[BEGIN Material for this exercise]

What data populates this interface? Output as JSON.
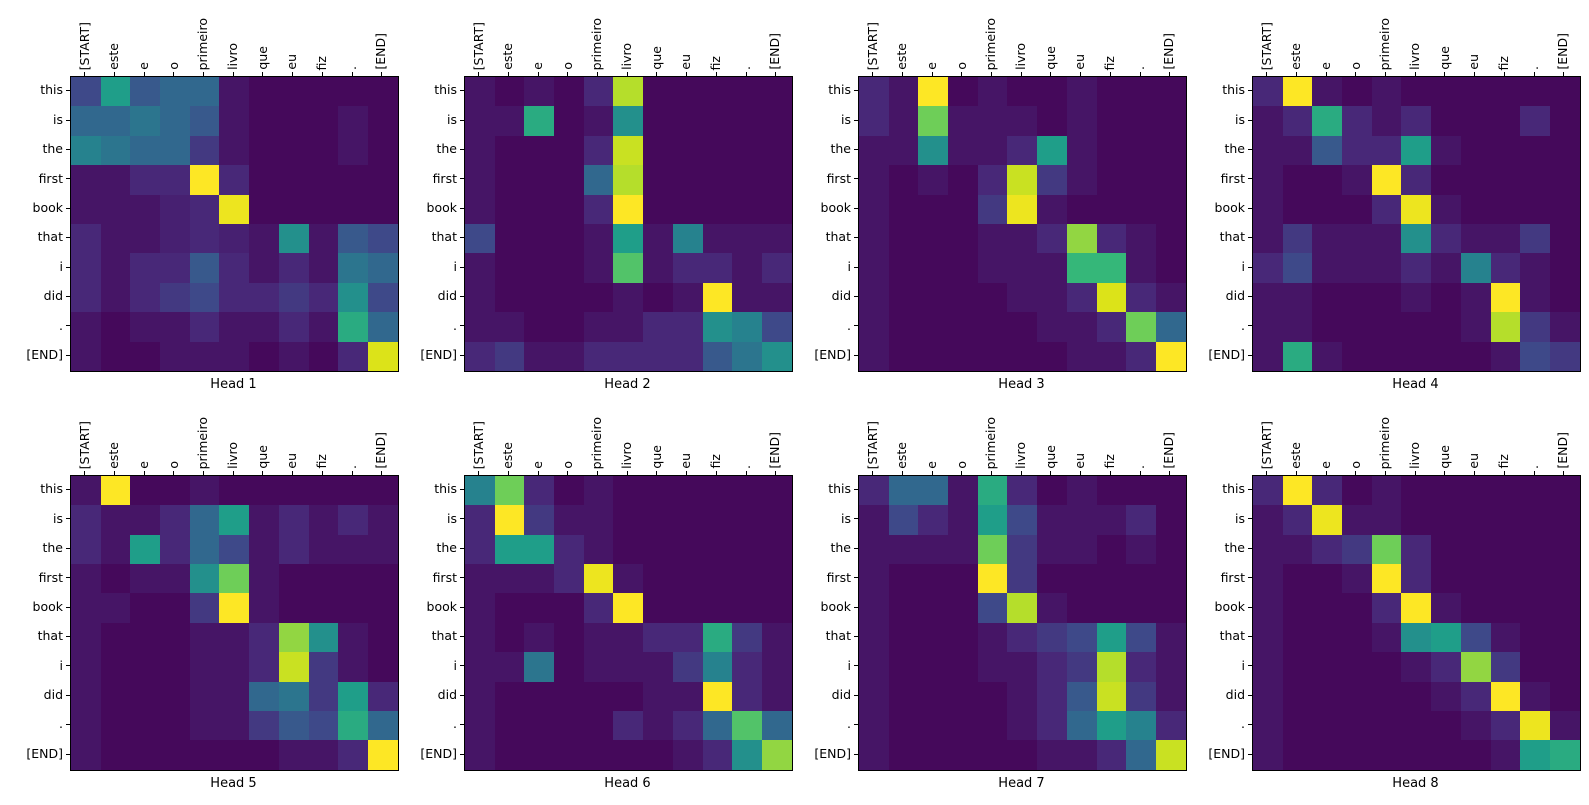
{
  "chart_data": {
    "type": "heatmap",
    "description": "Transformer cross-attention weights per head, English target tokens (rows) attending to Portuguese source tokens (columns)",
    "colormap": "viridis",
    "colormap_stops": [
      "#440154",
      "#482878",
      "#3e4989",
      "#31688e",
      "#26828e",
      "#1f9e89",
      "#35b779",
      "#6ece58",
      "#b5de2b",
      "#dce319",
      "#fde725"
    ],
    "value_range": [
      0,
      1
    ],
    "x_labels": [
      "[START]",
      "este",
      "e",
      "o",
      "primeiro",
      "livro",
      "que",
      "eu",
      "fiz",
      ".",
      "[END]"
    ],
    "y_labels": [
      "this",
      "is",
      "the",
      "first",
      "book",
      "that",
      "i",
      "did",
      ".",
      "[END]"
    ],
    "subplots": [
      {
        "title": "Head 1",
        "values": [
          [
            0.2,
            0.5,
            0.25,
            0.3,
            0.3,
            0.05,
            0.02,
            0.02,
            0.02,
            0.02,
            0.02
          ],
          [
            0.3,
            0.3,
            0.35,
            0.3,
            0.25,
            0.05,
            0.02,
            0.02,
            0.02,
            0.05,
            0.02
          ],
          [
            0.4,
            0.35,
            0.3,
            0.3,
            0.15,
            0.05,
            0.02,
            0.02,
            0.02,
            0.05,
            0.02
          ],
          [
            0.05,
            0.05,
            0.1,
            0.1,
            1.0,
            0.1,
            0.02,
            0.02,
            0.02,
            0.02,
            0.02
          ],
          [
            0.05,
            0.05,
            0.05,
            0.08,
            0.1,
            0.95,
            0.02,
            0.02,
            0.02,
            0.02,
            0.02
          ],
          [
            0.1,
            0.05,
            0.05,
            0.08,
            0.1,
            0.08,
            0.05,
            0.45,
            0.05,
            0.25,
            0.2
          ],
          [
            0.1,
            0.05,
            0.1,
            0.1,
            0.25,
            0.1,
            0.05,
            0.1,
            0.05,
            0.35,
            0.3
          ],
          [
            0.1,
            0.05,
            0.1,
            0.15,
            0.2,
            0.1,
            0.1,
            0.15,
            0.1,
            0.45,
            0.2
          ],
          [
            0.05,
            0.02,
            0.05,
            0.05,
            0.1,
            0.05,
            0.05,
            0.1,
            0.05,
            0.55,
            0.3
          ],
          [
            0.05,
            0.02,
            0.02,
            0.05,
            0.05,
            0.05,
            0.02,
            0.05,
            0.02,
            0.1,
            0.9
          ]
        ]
      },
      {
        "title": "Head 2",
        "values": [
          [
            0.05,
            0.02,
            0.05,
            0.02,
            0.1,
            0.8,
            0.02,
            0.02,
            0.02,
            0.02,
            0.02
          ],
          [
            0.05,
            0.05,
            0.55,
            0.02,
            0.05,
            0.45,
            0.02,
            0.02,
            0.02,
            0.02,
            0.02
          ],
          [
            0.05,
            0.02,
            0.02,
            0.02,
            0.1,
            0.85,
            0.02,
            0.02,
            0.02,
            0.02,
            0.02
          ],
          [
            0.05,
            0.02,
            0.02,
            0.02,
            0.3,
            0.8,
            0.02,
            0.02,
            0.02,
            0.02,
            0.02
          ],
          [
            0.05,
            0.02,
            0.02,
            0.02,
            0.1,
            1.0,
            0.02,
            0.02,
            0.02,
            0.02,
            0.02
          ],
          [
            0.2,
            0.02,
            0.02,
            0.02,
            0.05,
            0.5,
            0.05,
            0.4,
            0.05,
            0.05,
            0.05
          ],
          [
            0.05,
            0.02,
            0.02,
            0.02,
            0.05,
            0.65,
            0.05,
            0.1,
            0.1,
            0.05,
            0.1
          ],
          [
            0.05,
            0.02,
            0.02,
            0.02,
            0.02,
            0.05,
            0.02,
            0.05,
            1.0,
            0.05,
            0.05
          ],
          [
            0.05,
            0.05,
            0.02,
            0.02,
            0.05,
            0.05,
            0.1,
            0.1,
            0.45,
            0.4,
            0.2
          ],
          [
            0.1,
            0.15,
            0.05,
            0.05,
            0.1,
            0.1,
            0.1,
            0.1,
            0.25,
            0.35,
            0.45
          ]
        ]
      },
      {
        "title": "Head 3",
        "values": [
          [
            0.1,
            0.05,
            1.0,
            0.02,
            0.05,
            0.02,
            0.02,
            0.05,
            0.02,
            0.02,
            0.02
          ],
          [
            0.1,
            0.05,
            0.7,
            0.05,
            0.05,
            0.05,
            0.02,
            0.05,
            0.02,
            0.02,
            0.02
          ],
          [
            0.05,
            0.05,
            0.45,
            0.05,
            0.05,
            0.1,
            0.5,
            0.05,
            0.02,
            0.02,
            0.02
          ],
          [
            0.05,
            0.02,
            0.05,
            0.02,
            0.1,
            0.85,
            0.15,
            0.05,
            0.02,
            0.02,
            0.02
          ],
          [
            0.05,
            0.02,
            0.02,
            0.02,
            0.15,
            0.95,
            0.05,
            0.02,
            0.02,
            0.02,
            0.02
          ],
          [
            0.05,
            0.02,
            0.02,
            0.02,
            0.05,
            0.05,
            0.1,
            0.75,
            0.1,
            0.05,
            0.02
          ],
          [
            0.05,
            0.02,
            0.02,
            0.02,
            0.05,
            0.05,
            0.05,
            0.6,
            0.6,
            0.05,
            0.02
          ],
          [
            0.05,
            0.02,
            0.02,
            0.02,
            0.02,
            0.05,
            0.05,
            0.1,
            0.9,
            0.1,
            0.05
          ],
          [
            0.05,
            0.02,
            0.02,
            0.02,
            0.02,
            0.02,
            0.05,
            0.05,
            0.1,
            0.7,
            0.3
          ],
          [
            0.05,
            0.02,
            0.02,
            0.02,
            0.02,
            0.02,
            0.02,
            0.05,
            0.05,
            0.1,
            1.0
          ]
        ]
      },
      {
        "title": "Head 4",
        "values": [
          [
            0.1,
            1.0,
            0.05,
            0.02,
            0.05,
            0.02,
            0.02,
            0.02,
            0.02,
            0.02,
            0.02
          ],
          [
            0.05,
            0.1,
            0.55,
            0.1,
            0.05,
            0.1,
            0.02,
            0.02,
            0.02,
            0.1,
            0.02
          ],
          [
            0.05,
            0.05,
            0.25,
            0.1,
            0.1,
            0.5,
            0.05,
            0.02,
            0.02,
            0.02,
            0.02
          ],
          [
            0.05,
            0.02,
            0.02,
            0.05,
            1.0,
            0.1,
            0.02,
            0.02,
            0.02,
            0.02,
            0.02
          ],
          [
            0.05,
            0.02,
            0.02,
            0.02,
            0.1,
            0.95,
            0.05,
            0.02,
            0.02,
            0.02,
            0.02
          ],
          [
            0.05,
            0.15,
            0.05,
            0.05,
            0.05,
            0.45,
            0.1,
            0.05,
            0.05,
            0.15,
            0.02
          ],
          [
            0.1,
            0.2,
            0.05,
            0.05,
            0.05,
            0.1,
            0.05,
            0.4,
            0.1,
            0.05,
            0.02
          ],
          [
            0.05,
            0.05,
            0.02,
            0.02,
            0.02,
            0.05,
            0.02,
            0.05,
            1.0,
            0.05,
            0.02
          ],
          [
            0.05,
            0.05,
            0.02,
            0.02,
            0.02,
            0.02,
            0.02,
            0.05,
            0.8,
            0.15,
            0.05
          ],
          [
            0.05,
            0.55,
            0.05,
            0.02,
            0.02,
            0.02,
            0.02,
            0.02,
            0.05,
            0.2,
            0.15
          ]
        ]
      },
      {
        "title": "Head 5",
        "values": [
          [
            0.05,
            1.0,
            0.02,
            0.02,
            0.05,
            0.02,
            0.02,
            0.02,
            0.02,
            0.02,
            0.02
          ],
          [
            0.1,
            0.05,
            0.05,
            0.1,
            0.3,
            0.5,
            0.05,
            0.1,
            0.05,
            0.1,
            0.05
          ],
          [
            0.1,
            0.05,
            0.5,
            0.1,
            0.3,
            0.2,
            0.05,
            0.1,
            0.05,
            0.05,
            0.05
          ],
          [
            0.05,
            0.02,
            0.05,
            0.05,
            0.45,
            0.7,
            0.05,
            0.02,
            0.02,
            0.02,
            0.02
          ],
          [
            0.05,
            0.05,
            0.02,
            0.02,
            0.15,
            1.0,
            0.05,
            0.02,
            0.02,
            0.02,
            0.02
          ],
          [
            0.05,
            0.02,
            0.02,
            0.02,
            0.05,
            0.05,
            0.1,
            0.75,
            0.45,
            0.05,
            0.02
          ],
          [
            0.05,
            0.02,
            0.02,
            0.02,
            0.05,
            0.05,
            0.1,
            0.85,
            0.15,
            0.05,
            0.02
          ],
          [
            0.05,
            0.02,
            0.02,
            0.02,
            0.05,
            0.05,
            0.3,
            0.35,
            0.15,
            0.5,
            0.1
          ],
          [
            0.05,
            0.02,
            0.02,
            0.02,
            0.05,
            0.05,
            0.15,
            0.25,
            0.2,
            0.55,
            0.3
          ],
          [
            0.05,
            0.02,
            0.02,
            0.02,
            0.02,
            0.02,
            0.02,
            0.05,
            0.05,
            0.1,
            1.0
          ]
        ]
      },
      {
        "title": "Head 6",
        "values": [
          [
            0.4,
            0.7,
            0.1,
            0.02,
            0.05,
            0.02,
            0.02,
            0.02,
            0.02,
            0.02,
            0.02
          ],
          [
            0.1,
            1.0,
            0.15,
            0.05,
            0.05,
            0.02,
            0.02,
            0.02,
            0.02,
            0.02,
            0.02
          ],
          [
            0.1,
            0.5,
            0.5,
            0.1,
            0.05,
            0.02,
            0.02,
            0.02,
            0.02,
            0.02,
            0.02
          ],
          [
            0.05,
            0.05,
            0.05,
            0.1,
            0.95,
            0.05,
            0.02,
            0.02,
            0.02,
            0.02,
            0.02
          ],
          [
            0.05,
            0.02,
            0.02,
            0.02,
            0.1,
            1.0,
            0.02,
            0.02,
            0.02,
            0.02,
            0.02
          ],
          [
            0.05,
            0.02,
            0.05,
            0.02,
            0.05,
            0.05,
            0.1,
            0.1,
            0.55,
            0.15,
            0.05
          ],
          [
            0.05,
            0.05,
            0.35,
            0.02,
            0.05,
            0.05,
            0.05,
            0.15,
            0.4,
            0.1,
            0.05
          ],
          [
            0.05,
            0.02,
            0.02,
            0.02,
            0.02,
            0.02,
            0.05,
            0.05,
            1.0,
            0.1,
            0.05
          ],
          [
            0.05,
            0.02,
            0.02,
            0.02,
            0.02,
            0.1,
            0.05,
            0.1,
            0.3,
            0.65,
            0.3
          ],
          [
            0.05,
            0.02,
            0.02,
            0.02,
            0.02,
            0.02,
            0.02,
            0.05,
            0.1,
            0.45,
            0.75
          ]
        ]
      },
      {
        "title": "Head 7",
        "values": [
          [
            0.1,
            0.3,
            0.3,
            0.05,
            0.55,
            0.1,
            0.02,
            0.05,
            0.02,
            0.02,
            0.02
          ],
          [
            0.05,
            0.2,
            0.1,
            0.05,
            0.5,
            0.2,
            0.05,
            0.05,
            0.05,
            0.1,
            0.02
          ],
          [
            0.05,
            0.05,
            0.05,
            0.05,
            0.7,
            0.15,
            0.05,
            0.05,
            0.02,
            0.05,
            0.02
          ],
          [
            0.05,
            0.02,
            0.02,
            0.02,
            1.0,
            0.15,
            0.02,
            0.02,
            0.02,
            0.02,
            0.02
          ],
          [
            0.05,
            0.02,
            0.02,
            0.02,
            0.2,
            0.8,
            0.05,
            0.02,
            0.02,
            0.02,
            0.02
          ],
          [
            0.05,
            0.02,
            0.02,
            0.02,
            0.05,
            0.1,
            0.15,
            0.2,
            0.5,
            0.2,
            0.05
          ],
          [
            0.05,
            0.02,
            0.02,
            0.02,
            0.05,
            0.05,
            0.1,
            0.15,
            0.8,
            0.1,
            0.05
          ],
          [
            0.05,
            0.02,
            0.02,
            0.02,
            0.02,
            0.05,
            0.1,
            0.25,
            0.85,
            0.15,
            0.05
          ],
          [
            0.05,
            0.02,
            0.02,
            0.02,
            0.02,
            0.05,
            0.1,
            0.3,
            0.5,
            0.4,
            0.1
          ],
          [
            0.05,
            0.02,
            0.02,
            0.02,
            0.02,
            0.02,
            0.05,
            0.05,
            0.1,
            0.3,
            0.85
          ]
        ]
      },
      {
        "title": "Head 8",
        "values": [
          [
            0.1,
            1.0,
            0.1,
            0.02,
            0.05,
            0.02,
            0.02,
            0.02,
            0.02,
            0.02,
            0.02
          ],
          [
            0.05,
            0.1,
            0.95,
            0.05,
            0.05,
            0.02,
            0.02,
            0.02,
            0.02,
            0.02,
            0.02
          ],
          [
            0.05,
            0.05,
            0.1,
            0.15,
            0.7,
            0.1,
            0.02,
            0.02,
            0.02,
            0.02,
            0.02
          ],
          [
            0.05,
            0.02,
            0.02,
            0.05,
            1.0,
            0.1,
            0.02,
            0.02,
            0.02,
            0.02,
            0.02
          ],
          [
            0.05,
            0.02,
            0.02,
            0.02,
            0.1,
            1.0,
            0.05,
            0.02,
            0.02,
            0.02,
            0.02
          ],
          [
            0.05,
            0.02,
            0.02,
            0.02,
            0.05,
            0.45,
            0.5,
            0.2,
            0.05,
            0.02,
            0.02
          ],
          [
            0.05,
            0.02,
            0.02,
            0.02,
            0.02,
            0.05,
            0.1,
            0.75,
            0.15,
            0.02,
            0.02
          ],
          [
            0.05,
            0.02,
            0.02,
            0.02,
            0.02,
            0.02,
            0.05,
            0.1,
            1.0,
            0.05,
            0.02
          ],
          [
            0.05,
            0.02,
            0.02,
            0.02,
            0.02,
            0.02,
            0.02,
            0.05,
            0.1,
            0.95,
            0.05
          ],
          [
            0.05,
            0.02,
            0.02,
            0.02,
            0.02,
            0.02,
            0.02,
            0.02,
            0.05,
            0.5,
            0.55
          ]
        ]
      }
    ]
  }
}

[END Material for this exercise]

Work to be completed:
Find the lines above that contain the word "title" and collect them.

Complete response:
        "title": "Head 1",
        "title": "Head 2",
        "title": "Head 3",
        "title": "Head 4",
        "title": "Head 5",
        "title": "Head 6",
        "title": "Head 7",
        "title": "Head 8",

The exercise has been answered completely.